_WRITTEN TASK_
Determine how many lines in the data below contain "gmail" and write only that number.

_RECORDS SUPPLIED_
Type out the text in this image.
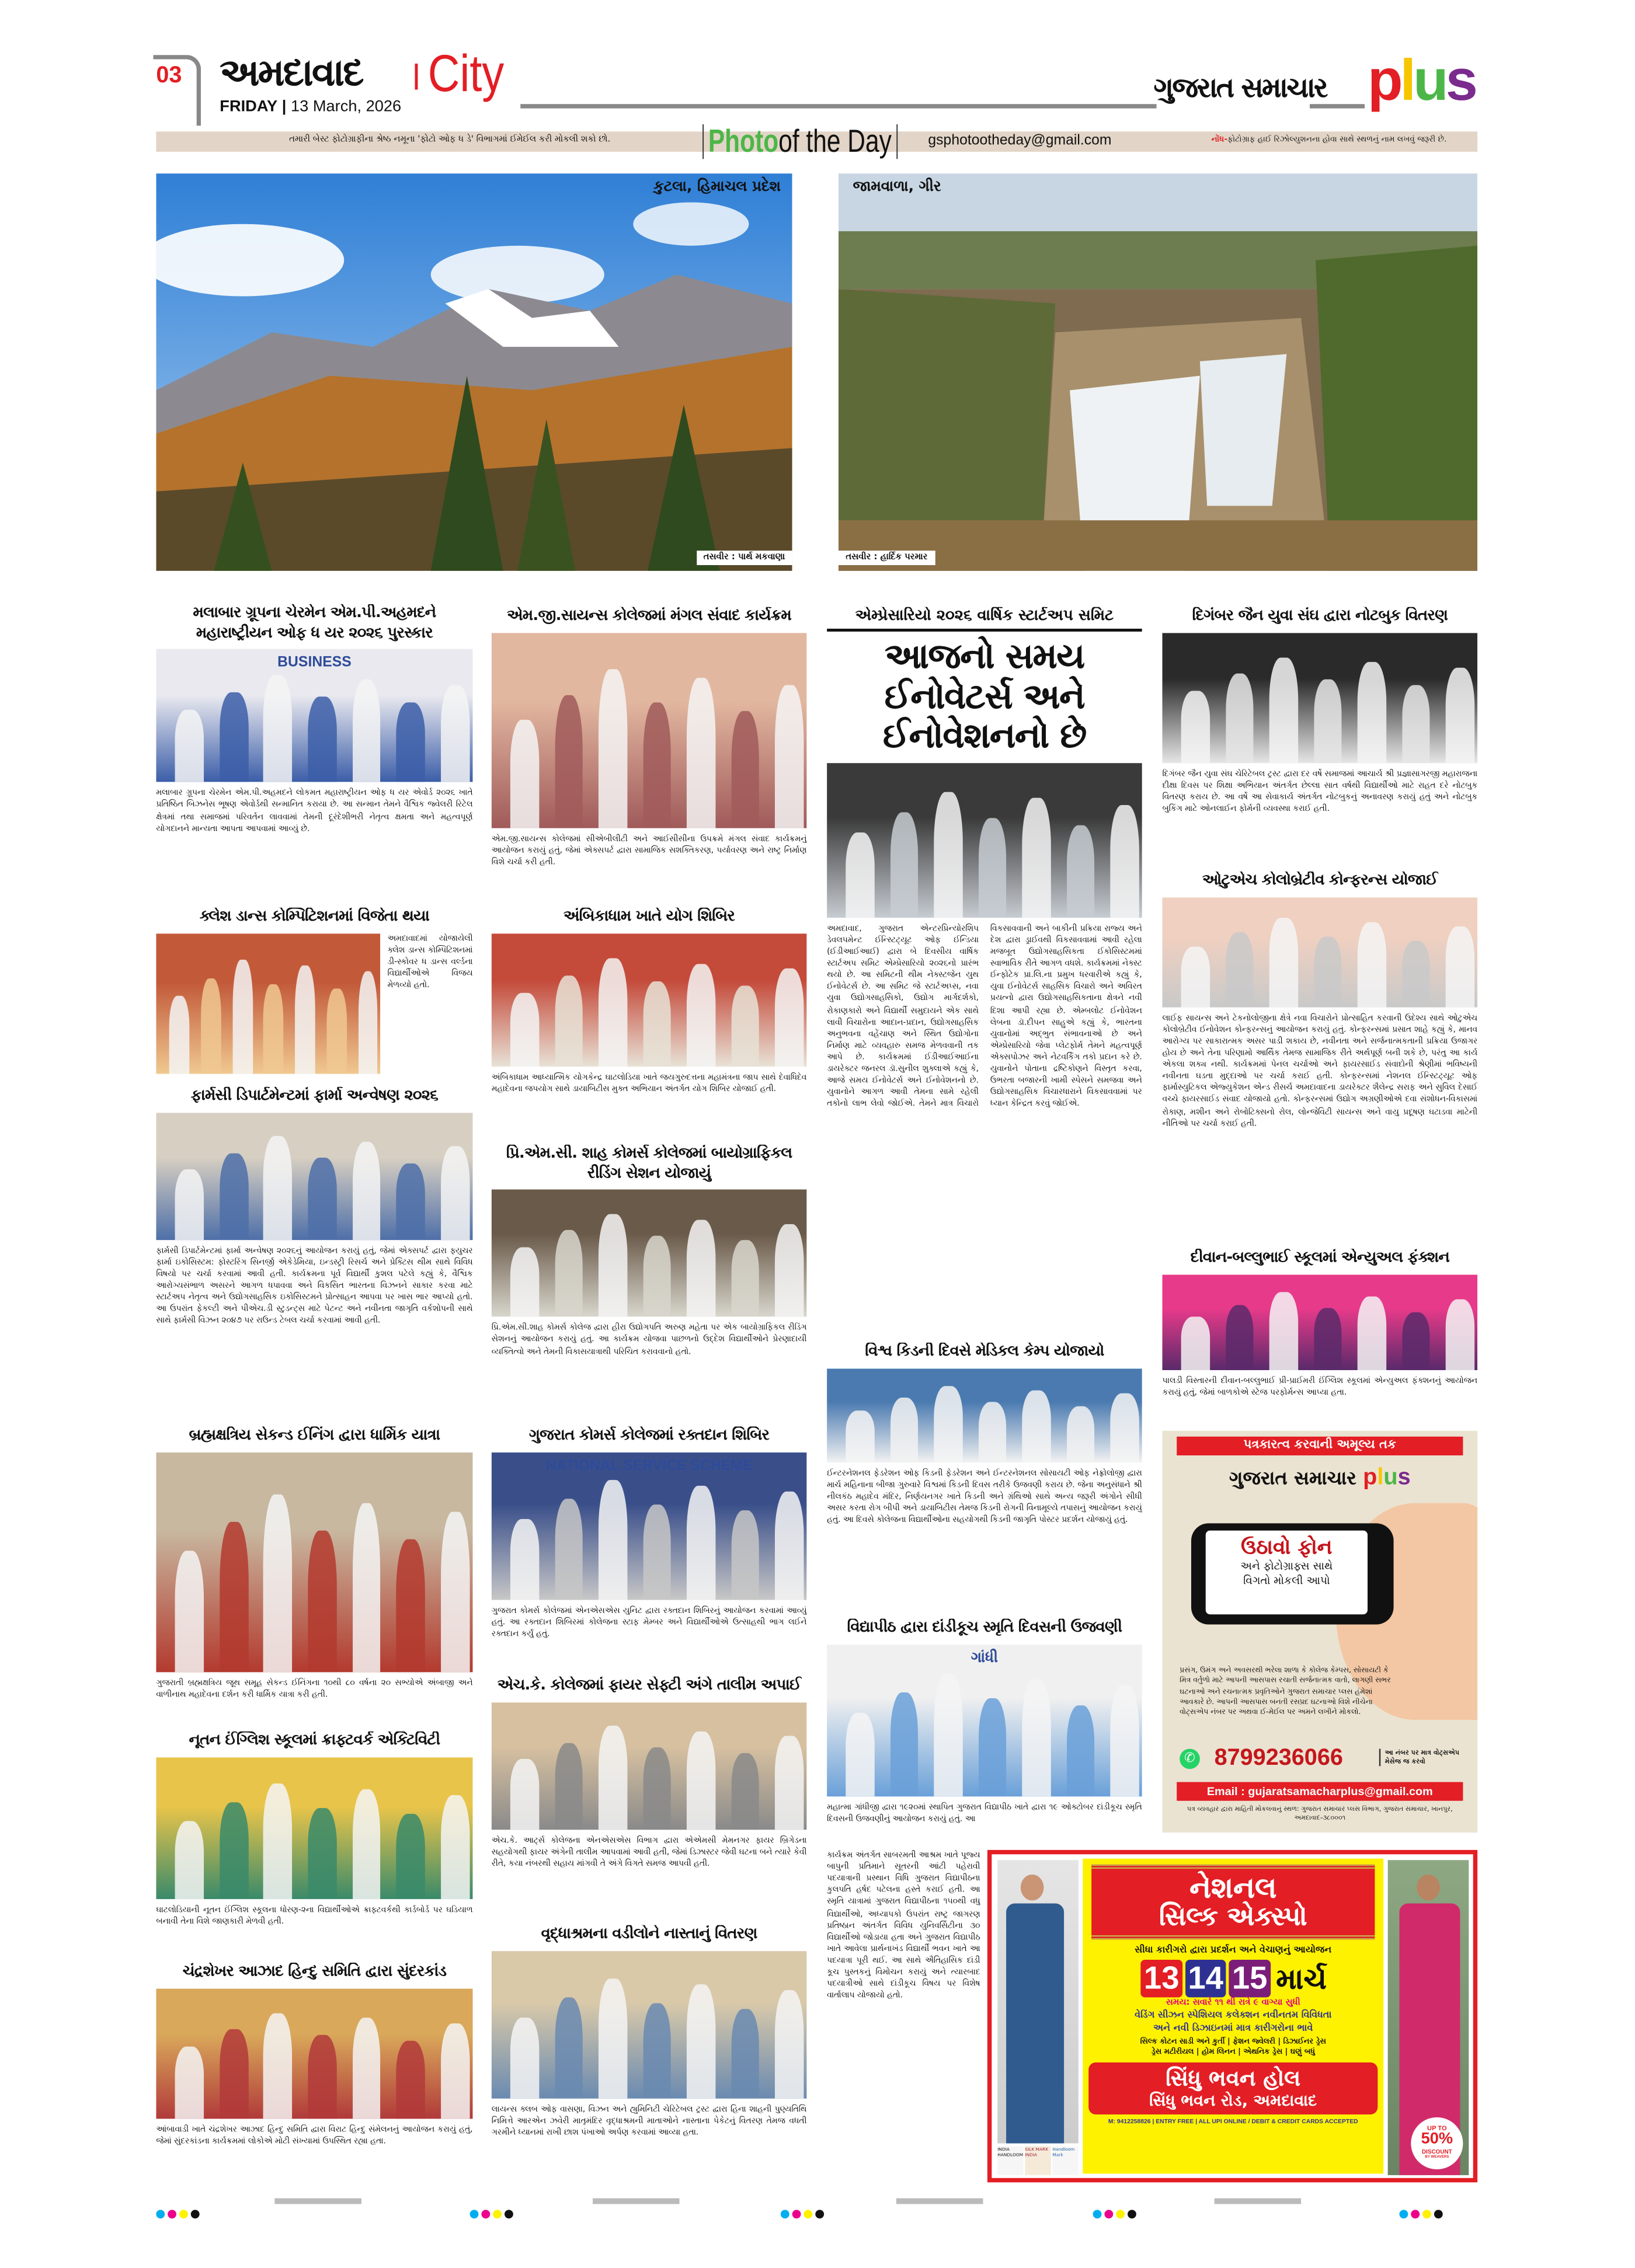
03 અમદાવાદ	City
FRIDAY | 13 March, 2026
ગુજરાત સમાચાર plus
તમારી બેસ્ટ ફોટોગ્રાફીના શ્રેષ્ઠ નમૂના 'ફોટો ઓફ ધ ડે' વિભાગમાં ઈમેઈલ કરી મોકલી શકો છો.	Photoof the Day	gsphotootheday@gmail.com	નોંધ-ફોટોગ્રાફ હાઈ રિઝોલ્યુશનના હોવા સાથે સ્થળનું નામ લખવું જરૂરી છે.
કુટલા, હિમાચલ પ્રદેશ
તસવીર : પાર્થ મકવાણા
જામવાળા, ગીર
તસવીર : હાર્દિક પરમાર
મલાબાર ગ્રૂપના ચેરમેન એમ.પી.અહમદને મહારાષ્ટ્રીયન ઓફ ધ યર ૨૦૨૬ પુરસ્કાર
BUSINESS
મલાબાર ગ્રૂપના ચેરમેન એમ.પી.અહમદને લોકમત મહારાષ્ટ્રીયન ઓફ ધ યર એવોર્ડ ૨૦૨૬ ખાતે પ્રતિષ્ઠિત બિઝનેસ ભૂષણ એવોર્ડથી સન્માનિત કરાયા છે. આ સન્માન તેમને વૈશ્વિક જ્વેલરી રિટેલ ક્ષેત્રમાં તથા સમાજમાં પરિવર્તન લાવવામાં તેમની દૂરંદેશીભરી નેતૃત્વ ક્ષમતા અને મહત્વપૂર્ણ યોગદાનને માન્યતા આપતા આપવામાં આવ્યું છે.
ક્લેશ ડાન્સ કોમ્પિટિશનમાં વિજેતા થયા
અમદાવાદમાં યોજાયેલી ક્લેશ ડાન્સ કોમ્પિટિશનમાં ડી-સ્કોવર ધ ડાન્સ વર્લ્ડના વિદ્યાર્થીઓએ વિજય મેળવ્યો હતો.
ફાર્મસી ડિપાર્ટમેન્ટમાં ફાર્મા અન્વેષણ ૨૦૨૬
ફાર્મસી ડિપાર્ટમેન્ટમાં ફાર્મા અન્વેષણ ૨૦૨૬નું આયોજન કરાયું હતું, જેમાં એક્સપર્ટ દ્વારા ફ્યુચર ફાર્મા ઇકોસિસ્ટમ: ફોસ્ટરિંગ સિનર્જી એકેડેમિયા, ઇન્ડસ્ટ્રી રિસર્ચ અને પ્રેક્ટિસ થીમ સાથે વિવિધ વિષયો પર ચર્ચા કરવામાં આવી હતી. કાર્યક્રમના પૂર્વ વિદ્યાર્થી કુશલ પટેલે કહ્યું કે, વૈશ્વિક આરોગ્યસંભાળ અસરને આગળ ધપાવવા અને વિકસિત ભારતના વિઝનને સાકાર કરવા માટે સ્ટાર્ટઅપ નેતૃત્વ અને ઉદ્યોગસાહસિક ઇકોસિસ્ટમને પ્રોત્સાહન આપવા પર ખાસ ભાર આપ્યો હતો. આ ઉપરાંત ફેકલ્ટી અને પીએચ.ડી સ્ટુડન્ટ્સ માટે પેટન્ટ અને નવીનતા જાગૃતિ વર્કશોપની સાથે સાથે ફાર્મસી વિઝન ૨૦૪૭ પર રાઉન્ડ ટેબલ ચર્ચા કરવામાં આવી હતી.
બ્રહ્મક્ષત્રિય સેકન્ડ ઈનિંગ દ્વારા ધાર્મિક યાત્રા
ગુજરાતી બ્રહ્મક્ષત્રિય જૂથ સમૂહ સેકન્ડ ઈનિંગના ૧૦થી ૮૦ વર્ષના ૨૦ સભ્યોએ અંબાજી અને વાળીનાથ મહાદેવના દર્શન કરી ધાર્મિક યાત્રા કરી હતી.
નૂતન ઈંગ્લિશ સ્કૂલમાં ક્રાફ્ટવર્ક એક્ટિવિટી
ઘાટલોડિયાની નૂતન ઈંગ્લિશ સ્કૂલના ધોરણ-૨ના વિદ્યાર્થીઓએ ક્રાફ્ટવર્કથી કાર્ડબોર્ડ પર ઘડિયાળ બનાવી તેના વિશે જાણકારી મેળવી હતી.
ચંદ્રશેખર આઝાદ હિન્દુ સમિતિ દ્વારા સુંદરકાંડ
આંબાવાડી ખાતે ચંદ્રશેખર આઝાદ હિન્દુ સમિતિ દ્વારા વિરાટ હિન્દુ સંમેલનનું આયોજન કરાયું હતું, જેમાં સુંદરકાંડના કાર્યક્રમમાં લોકોએ મોટી સંખ્યામાં ઉપસ્થિત રહ્યા હતા.
એમ.જી.સાયન્સ કોલેજમાં મંગલ સંવાદ કાર્યક્રમ
એમ.જી.સાયન્સ કોલેજમાં સીએબીલીટી અને આઈસીસીના ઉપક્રમે મંગલ સંવાદ કાર્યક્રમનું આયોજન કરાયું હતું, જેમાં એક્સપર્ટ દ્વારા સામાજિક સશક્તિકરણ, પર્યાવરણ અને રાષ્ટ્ર નિર્માણ વિશે ચર્ચા કરી હતી.
અંબિકાધામ ખાતે યોગ શિબિર
અંબિકાધામ આધ્યાત્મિક યોગકેન્દ્ર ઘાટલોડિયા ખાતે જયગુરુદત્તના મહામંત્રના જાપ સાથે દેવાધિદેવ મહાદેવના જપયોગ સાથે ડાયાબિટીસ મુક્ત અભિયાન અંતર્ગત યોગ શિબિર યોજાઈ હતી.
પ્રિ.એમ.સી. શાહ કોમર્સ કોલેજમાં બાયોગ્રાફિકલ રીડિંગ સેશન યોજાયું
પ્રિ.એમ.સી.શાહ કોમર્સ કોલેજ દ્વારા હીરા ઉદ્યોગપતિ અરુણ મહેતા પર એક બાયોગ્રાફિકલ રીડિંગ સેશનનું આયોજન કરાયું હતું. આ કાર્યક્રમ યોજવા પાછળનો ઉદ્દેશ વિદ્યાર્થીઓને પ્રેરણાદાયી વ્યક્તિત્વો અને તેમની વિકાસયાત્રાથી પરિચિત કરાવવાનો હતો.
ગુજરાત કોમર્સ કોલેજમાં રક્તદાન શિબિર
NATIONAL SERVICE SCHEME
ગુજરાત કોમર્સ કોલેજમાં એનએસએસ યુનિટ દ્વારા રક્તદાન શિબિરનું આયોજન કરવામાં આવ્યું હતું. આ રક્તદાન શિબિરમાં કોલેજના સ્ટાફ મેમ્બર અને વિદ્યાર્થીઓએ ઉત્સાહથી ભાગ લઈને રક્તદાન કર્યું હતું.
એચ.કે. કોલેજમાં ફાયર સેફ્ટી અંગે તાલીમ અપાઈ
એચ.કે. આર્ટ્સ કોલેજના એનએસએસ વિભાગ દ્વારા એએમસી મેમનગર ફાયર બ્રિગેડના સહયોગથી ફાયર અંગેની તાલીમ આપવામાં આવી હતી, જેમાં ડિઝાસ્ટર જેવી ઘટના બને ત્યારે કેવી રીતે, કયા નંબરથી સહાય માંગવી તે અંગે વિગતે સમજ આપવી હતી.
વૃદ્ધાશ્રમના વડીલોને નાસ્તાનું વિતરણ
લાયન્સ ક્લબ ઓફ વાસણા, વિઝન અને હ્યુમિનિટી ચેરિટેબલ ટ્રસ્ટ દ્વારા હિના શાહની પુણ્યતિથિ નિમિત્તે આરએન ઝવેરી માતૃમંદિર વૃદ્ધાશ્રમની માતાઓને નાસ્તાના પેકેટનું વિતરણ તેમજ વધતી ગરમીને ધ્યાનમાં રાખી છાશ પંખાઓ અર્પણ કરવામાં આવ્યા હતા.
એમ્પ્રેસારિયો ૨૦૨૬ વાર્ષિક સ્ટાર્ટઅપ સમિટ
આજનો સમય ઈનોવેટર્સ અને ઈનોવેશનનો છે
અમદાવાદ, ગુજરાત એન્ટરપ્રિન્યોરશિપ ડેવલપમેન્ટ ઈન્સ્ટિટ્યૂટ ઓફ ઈન્ડિયા (ઈડીઆઈઆઈ) દ્વારા બે દિવસીય વાર્ષિક સ્ટાર્ટઅપ સમિટ એમ્પ્રેસારિયો ૨૦૨૬નો પ્રારંભ થયો છે. આ સમિટની થીમ નેક્સ્ટજેન યુથ ઈનોવેટર્સ છે. આ સમિટ જે સ્ટાર્ટઅપ્સ, નવા યુવા ઉદ્યોગસાહસિકો, ઉદ્યોગ માર્ગદર્શકો, રોકાણકારો અને વિદ્યાર્થી સમુદાયને એક સાથે લાવી વિચારોના આદાન-પ્રદાન, ઉદ્યોગસાહસિક અનુભવના વહેંચાણ અને સ્થિત ઉદ્યોગોના નિર્માણ માટે વ્યવહારુ સમજ મેળવવાની તક આપે છે. કાર્યક્રમમાં ઈડીઆઈઆઈના ડાયરેક્ટર જનરલ ડૉ.સુનીલ શુક્લાએ કહ્યું કે, આજે સમય ઈનોવેટર્સ અને ઈનોવેશનનો છે. યુવાનોને આગળ આવી તેમના સામે રહેલી તકોનો લાભ લેવો જોઈએ. તેમને માત્ર વિચારો વિકસાવવાની અને બાકીની પ્રક્રિયા રાજ્ય અને દેશ દ્વારા ડ્રાઈવથી વિકસાવવામાં આવી રહેલા મજબૂત ઉદ્યોગસાહસિકતા ઈકોસિસ્ટમમાં સ્વાભાવિક રીતે આગળ વધશે. કાર્યક્રમમાં નેક્સ્ટ ઈન્ફોટેક પ્રા.લિ.ના પ્રમુખ ધરવારીએ કહ્યું કે, યુવા ઈનોવેટર્સ સાહસિક વિચારો અને અવિરત પ્રયત્નો દ્વારા ઉદ્યોગસાહસિકતાના ક્ષેત્રને નવી દિશા આપી રહ્યા છે. એમ્બલોટ ઈનોવેશન લેબના ડૉ.દીપન સાહુએ કહ્યું કે, ભારતના યુવાનોમાં અદ્ભુત સંભાવનાઓ છે અને એમ્પ્રેસારિયો જેવા પ્લેટફોર્મ તેમને મહત્વપૂર્ણ એક્સપોઝર અને નેટવર્કિંગ તકો પ્રદાન કરે છે. યુવાનોને પોતાના દ્રષ્ટિકોણને વિસ્તૃત કરવા, ઉભરતા બજારની ખામી સ્પેસને સમજવા અને ઉદ્યોગસાહસિક વિચારધારાને વિકસાવવામાં પર ધ્યાન કેન્દ્રિત કરવું જોઈએ.
વિશ્વ કિડની દિવસે મેડિકલ કેમ્પ યોજાયો
ઈન્ટરનેશનલ ફેડરેશન ઓફ કિડની ફેડરેશન અને ઈન્ટરનેશનલ સોસાયટી ઓફ નેફ્રોલોજી દ્વારા માર્ચ મહિનાના બીજા ગુરુવારે વિશ્વમાં કિડની દિવસ તરીકે ઉજવણી કરાય છે. જેના અનુસંધાને શ્રી નીલકંઠ મહાદેવ મંદિર, નિર્ણયનગર ખાતે કિડની અને ગ્રંથિઓ સાથે અન્ય જરૂરી અંગોને સીધી અસર કરતા રોગ બીપી અને ડાયાબિટીસ તેમજ કિડની રોગની વિનામૂલ્યે તપાસનું આયોજન કરાયું હતું. આ દિવસે કોલેજના વિદ્યાર્થીઓના સહયોગથી કિડની જાગૃતિ પોસ્ટર પ્રદર્શન યોજાયું હતું.
વિદ્યાપીઠ દ્વારા દાંડીકૂચ સ્મૃતિ દિવસની ઉજવણી
ગાંધી
મહાત્મા ગાંધીજી દ્વારા ૧૯૨૦માં સ્થાપિત ગુજરાત વિદ્યાપીઠ ખાતે દ્વારા ૧૯ ઓક્ટોબર દાંડીકૂચ સ્મૃતિ દિવસની ઉજવણીનું આયોજન કરાયું હતું. આ
કાર્યક્રમ અંતર્ગત સાબરમતી આશ્રમ ખાતે પૂજ્ય બાપુની પ્રતિમાને સૂતરની આંટી પહેરાવી પદયાત્રાની પ્રસ્થાન વિધિ ગુજરાત વિદ્યાપીઠના કુલપતિ હર્ષદ પટેલના હસ્તે કરાઈ હતી. આ સ્મૃતિ યાત્રામાં ગુજરાત વિદ્યાપીઠના ૧૫૦થી વધુ વિદ્યાર્થીઓ, અધ્યાપકો ઉપરાંત રાષ્ટ્ર જાગરણ પ્રતિષ્ઠાન અંતર્ગત વિવિધ યુનિવર્સિટીના ૩૦ વિદ્યાર્થીઓ જોડાયા હતા અને ગુજરાત વિદ્યાપીઠ ખાતે આવેલા પ્રાર્થનાખંડ વિદ્યાર્થી ભવન ખાતે આ પદયાત્રા પૂરી થઈ. આ સાથે ઐતિહાસિક દાંડી કૂચ પુસ્તકનું વિમોચન કરાયું અને ત્યારબાદ પદયાત્રીઓ સાથે દાંડીકૂચ વિષય પર વિશેષ વાર્તાલાપ યોજાયો હતો.
દિગંબર જૈન યુવા સંઘ દ્વારા નોટબુક વિતરણ
દિગંબર જૈન યુવા સંઘ ચેરિટેબલ ટ્રસ્ટ દ્વારા દર વર્ષે સમાજમાં આચાર્ય શ્રી પ્રજ્ઞાસાગરજી મહારાજના દીક્ષા દિવસ પર શિક્ષા અભિયાન અંતર્ગત છેલ્લા સાત વર્ષથી વિદ્યાર્થીઓ માટે રાહત દરે નોટબુક વિતરણ કરાય છે. આ વર્ષે આ સેવાકાર્ય અંતર્ગત નોટબુકનું અનાવરણ કરાયું હતું અને નોટબુક બુકિંગ માટે ઓનલાઈન ફોર્મની વ્યવસ્થા કરાઈ હતી.
ઓટુએચ કોલોબ્રેટીવ કોન્ફરન્સ યોજાઈ
લાઈફ સાયન્સ અને ટેકનોલોજીના ક્ષેત્રે નવા વિચારોને પ્રોત્સાહિત કરવાની ઉદેશ્ય સાથે ઓટુએચ કોલોબ્રેટીવ ઈનોવેશન કોન્ફરન્સનું આયોજન કરાયું હતું. કોન્ફરન્સમાં પ્રસાત શાહે કહ્યું કે, માનવ આરોગ્ય પર સાકારાત્મક અસર પાડી શકાય છે, નવીનતા અને સર્જનાત્મકતાની પ્રક્રિયા ઉજાગર હોય છે અને તેના પરિણામો આર્થિક તેમજ સામાજિક રીતે અર્થપૂર્ણ બની શકે છે, પરંતુ આ કાર્ય એકલા શક્ય નથી. કાર્યક્રમમાં પેનલ ચર્ચાઓ અને ફાયરસાઈડ સંવાદોની શ્રેણીમાં ભવિષ્યની નવીનતા ઘડતા મુદ્દાઓ પર ચર્ચા કરાઈ હતી. કોન્ફરન્સમાં નેશનલ ઈન્સ્ટિટ્યૂટ ઓફ ફાર્માસ્યુટિકલ એજ્યુકેશન એન્ડ રીસર્ચ અમદાવાદના ડાયરેક્ટર શૈલેન્દ્ર સરાફ અને સુવિલ દેસાઈ વચ્ચે ફાયરસાઈડ સંવાદ યોજાયો હતો. કોન્ફરન્સમાં ઉદ્યોગ અગ્રણીઓએ દવા સંશોધન-વિકાસમાં રોકાણ, મશીન અને રોબોટિક્સનો રોલ, લોન્જેવિટી સાયન્સ અને વાયુ પ્રદૂષણ ઘટાડવા માટેની નીતિઓ પર ચર્ચા કરાઈ હતી.
દીવાન-બલ્લુભાઈ સ્કૂલમાં એન્યુઅલ ફંક્શન
પાલડી વિસ્તારની દીવાન-બલ્લુભાઈ પ્રી-પ્રાઈમરી ઈંગ્લિશ સ્કૂલમાં એન્યુઅલ ફંક્શનનું આયોજન કરાયું હતું, જેમાં બાળકોએ સ્ટેજ પરફોર્મન્સ આપ્યા હતા.
પત્રકારત્વ કરવાની અમૂલ્ય તક
ગુજરાત સમાચાર plus
ઉઠાવો ફોન
અને ફોટોગ્રાફ્સ સાથે
વિગતો મોકલી આપો
પ્રસંગ, ઉમંગ અને અવસરથી ભરેલા શાળા કે કોલેજ કેમ્પસ, સોસાયટી કે મિત્ર વર્તુળો માટે આપની આસપાસ રચાતી સર્જનાત્મક વાતો, લાગણી સભર ઘટનાઓ અને રચનાત્મક પ્રવૃતિઓને ગુજરાત સમાચાર પ્લસ હંમેશાં આવકારે છે. આપની આસપાસ બનતી રસપ્રદ ઘટનાઓ વિશે નીચેના વોટ્સએપ નંબર પર અથવા ઈ-મેઈલ પર અમને લખીને મોકલો.
✆	8799236066	આ નંબર પર માત્ર વોટ્સએપ મેસેજ જ કરવો
Email : gujaratsamacharplus@gmail.com
પત્ર વ્યવહાર દ્વારા માહિતી મોકલવાનું સ્થળ: ગુજરાત સમાચાર પ્લસ વિભાગ, ગુજરાત સમાચાર, ખાનપુર, અમદાવાદ-૩૮૦૦૦૧
INDIA HANDLOOM
SILK MARK INDIA
Handloom Mark
નેશનલ
સિલ્ક એક્સ્પો
સીધા કારીગરો દ્વારા પ્રદર્શન અને વેચાણનું આયોજન
13 14 15 માર્ચ
સમય: સવારે ૧૧ થી રાત્રે ૯ વાગ્યા સુધી
વેડિંગ સીઝન સ્પેશિયલ કલેક્શન નવીનતમ વિવિધતા
અને નવી ડિઝાઇનમાં માત્ર કારીગરોના ભાવે
સિલ્ક કોટન સાડી અને કુર્તી | ફેશન જ્વેલરી | ડિઝાઈનર ડ્રેસ
ડ્રેસ મટીરીયલ | હોમ લિનન | એથનિક ડ્રેસ | ઘણું બધું
સિંધુ ભવન હોલ
સિંધુ ભવન રોડ, અમદાવાદ
M: 9412258826 | ENTRY FREE | ALL UPI ONLINE / DEBIT & CREDIT CARDS ACCEPTED
UP TO
50%
DISCOUNT
BY WEAVERS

_RESPONSE TO THE TASK_
2